WHAT THE EXERCISE ASKS: Give the material once more, word for word, without any images.

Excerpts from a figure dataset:
[Begin]

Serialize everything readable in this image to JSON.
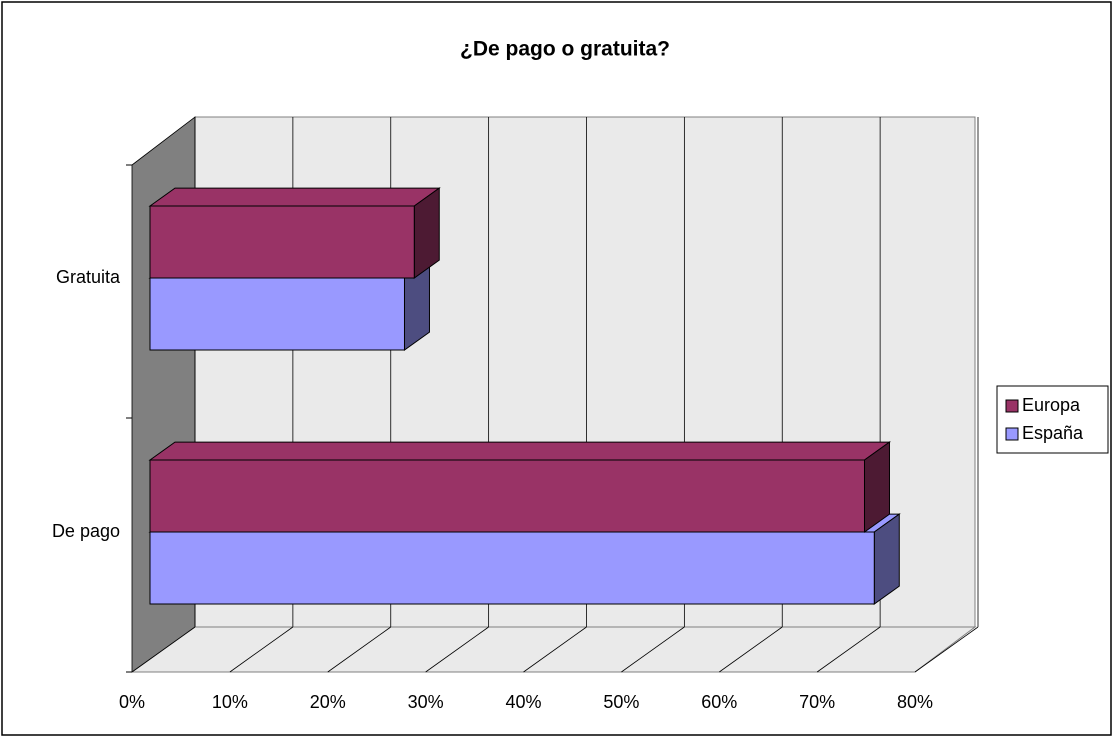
{
  "chart_data": {
    "type": "bar3d_horizontal",
    "title": "¿De pago o gratuita?",
    "categories": [
      "De pago",
      "Gratuita"
    ],
    "series": [
      {
        "name": "Europa",
        "color": "#993366",
        "values": [
          73,
          27
        ]
      },
      {
        "name": "España",
        "color": "#9999ff",
        "values": [
          74,
          26
        ]
      }
    ],
    "xlim": [
      0,
      80
    ],
    "xticks": [
      {
        "value": 0,
        "label": "0%"
      },
      {
        "value": 10,
        "label": "10%"
      },
      {
        "value": 20,
        "label": "20%"
      },
      {
        "value": 30,
        "label": "30%"
      },
      {
        "value": 40,
        "label": "40%"
      },
      {
        "value": 50,
        "label": "50%"
      },
      {
        "value": 60,
        "label": "60%"
      },
      {
        "value": 70,
        "label": "70%"
      },
      {
        "value": 80,
        "label": "80%"
      }
    ],
    "grid": true,
    "legend": "right"
  }
}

[End]

WRITTEN SOLUTION:
Serialize everything readable in this image to JSON.
{
  "chart_data": {
    "type": "bar3d_horizontal",
    "title": "¿De pago o gratuita?",
    "categories": [
      "De pago",
      "Gratuita"
    ],
    "series": [
      {
        "name": "Europa",
        "color": "#993366",
        "values": [
          73,
          27
        ]
      },
      {
        "name": "España",
        "color": "#9999ff",
        "values": [
          74,
          26
        ]
      }
    ],
    "xlim": [
      0,
      80
    ],
    "xticks": [
      {
        "value": 0,
        "label": "0%"
      },
      {
        "value": 10,
        "label": "10%"
      },
      {
        "value": 20,
        "label": "20%"
      },
      {
        "value": 30,
        "label": "30%"
      },
      {
        "value": 40,
        "label": "40%"
      },
      {
        "value": 50,
        "label": "50%"
      },
      {
        "value": 60,
        "label": "60%"
      },
      {
        "value": 70,
        "label": "70%"
      },
      {
        "value": 80,
        "label": "80%"
      }
    ],
    "grid": true,
    "legend": "right"
  }
}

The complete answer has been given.